Data to use –
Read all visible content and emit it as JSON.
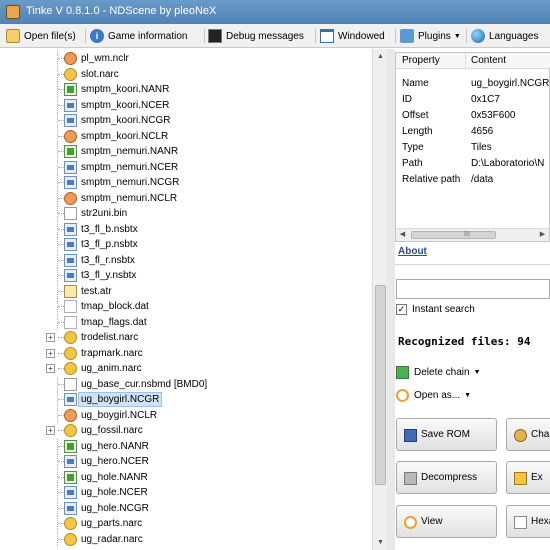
{
  "window": {
    "title": "Tinke V 0.8.1.0 - NDScene by pleoNeX"
  },
  "toolbar": {
    "open_files": "Open file(s)",
    "game_information": "Game information",
    "debug_messages": "Debug messages",
    "windowed": "Windowed",
    "plugins": "Plugins",
    "languages": "Languages"
  },
  "tree": {
    "items": [
      {
        "label": "pl_wm.nclr",
        "icon": "palette-icon",
        "expander": ""
      },
      {
        "label": "slot.narc",
        "icon": "narc-icon",
        "expander": ""
      },
      {
        "label": "smptm_koori.NANR",
        "icon": "animation-icon",
        "expander": ""
      },
      {
        "label": "smptm_koori.NCER",
        "icon": "texture-icon",
        "expander": ""
      },
      {
        "label": "smptm_koori.NCGR",
        "icon": "texture-icon",
        "expander": ""
      },
      {
        "label": "smptm_koori.NCLR",
        "icon": "palette-icon",
        "expander": ""
      },
      {
        "label": "smptm_nemuri.NANR",
        "icon": "animation-icon",
        "expander": ""
      },
      {
        "label": "smptm_nemuri.NCER",
        "icon": "texture-icon",
        "expander": ""
      },
      {
        "label": "smptm_nemuri.NCGR",
        "icon": "texture-icon",
        "expander": ""
      },
      {
        "label": "smptm_nemuri.NCLR",
        "icon": "palette-icon",
        "expander": ""
      },
      {
        "label": "str2uni.bin",
        "icon": "file-icon",
        "expander": ""
      },
      {
        "label": "t3_fl_b.nsbtx",
        "icon": "texture-icon",
        "expander": ""
      },
      {
        "label": "t3_fl_p.nsbtx",
        "icon": "texture-icon",
        "expander": ""
      },
      {
        "label": "t3_fl_r.nsbtx",
        "icon": "texture-icon",
        "expander": ""
      },
      {
        "label": "t3_fl_y.nsbtx",
        "icon": "texture-icon",
        "expander": ""
      },
      {
        "label": "test.atr",
        "icon": "font-icon",
        "expander": ""
      },
      {
        "label": "tmap_block.dat",
        "icon": "data-icon",
        "expander": ""
      },
      {
        "label": "tmap_flags.dat",
        "icon": "data-icon",
        "expander": ""
      },
      {
        "label": "trodelist.narc",
        "icon": "narc-icon",
        "expander": "+"
      },
      {
        "label": "trapmark.narc",
        "icon": "narc-icon",
        "expander": "+"
      },
      {
        "label": "ug_anim.narc",
        "icon": "narc-icon",
        "expander": "+"
      },
      {
        "label": "ug_base_cur.nsbmd [BMD0]",
        "icon": "file-icon",
        "expander": ""
      },
      {
        "label": "ug_boygirl.NCGR",
        "icon": "texture-icon",
        "expander": "",
        "selected": true
      },
      {
        "label": "ug_boygirl.NCLR",
        "icon": "palette-icon",
        "expander": ""
      },
      {
        "label": "ug_fossil.narc",
        "icon": "narc-icon",
        "expander": "+"
      },
      {
        "label": "ug_hero.NANR",
        "icon": "animation-icon",
        "expander": ""
      },
      {
        "label": "ug_hero.NCER",
        "icon": "texture-icon",
        "expander": ""
      },
      {
        "label": "ug_hole.NANR",
        "icon": "animation-icon",
        "expander": ""
      },
      {
        "label": "ug_hole.NCER",
        "icon": "texture-icon",
        "expander": ""
      },
      {
        "label": "ug_hole.NCGR",
        "icon": "texture-icon",
        "expander": ""
      },
      {
        "label": "ug_parts.narc",
        "icon": "narc-icon",
        "expander": ""
      },
      {
        "label": "ug_radar.narc",
        "icon": "narc-icon",
        "expander": ""
      }
    ]
  },
  "properties": {
    "header": {
      "property": "Property",
      "content": "Content"
    },
    "rows": [
      {
        "property": "Name",
        "content": "ug_boygirl.NCGR"
      },
      {
        "property": "ID",
        "content": "0x1C7"
      },
      {
        "property": "Offset",
        "content": "0x53F600"
      },
      {
        "property": "Length",
        "content": "4656"
      },
      {
        "property": "Type",
        "content": "Tiles"
      },
      {
        "property": "Path",
        "content": "D:\\Laboratorio\\N"
      },
      {
        "property": "Relative path",
        "content": "/data"
      }
    ],
    "hscroll_grip": "III"
  },
  "about": "About",
  "search": {
    "value": "",
    "instant_label": "Instant search",
    "instant_checked": true
  },
  "recognized": "Recognized files: 94",
  "chain": {
    "delete_chain": "Delete chain",
    "open_as": "Open as..."
  },
  "buttons": {
    "save_rom": "Save ROM",
    "change": "Cha",
    "decompress": "Decompress",
    "extract": "Ex",
    "view": "View",
    "hexadecimal": "Hexa"
  },
  "scroll": {
    "arrow_up": "▲",
    "arrow_down": "▼",
    "arrow_left": "◀",
    "arrow_right": "▶"
  }
}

Problem requirements – For each line above that contains the word "true", copy that line.

Response –
        "selected": true
    "instant_checked": true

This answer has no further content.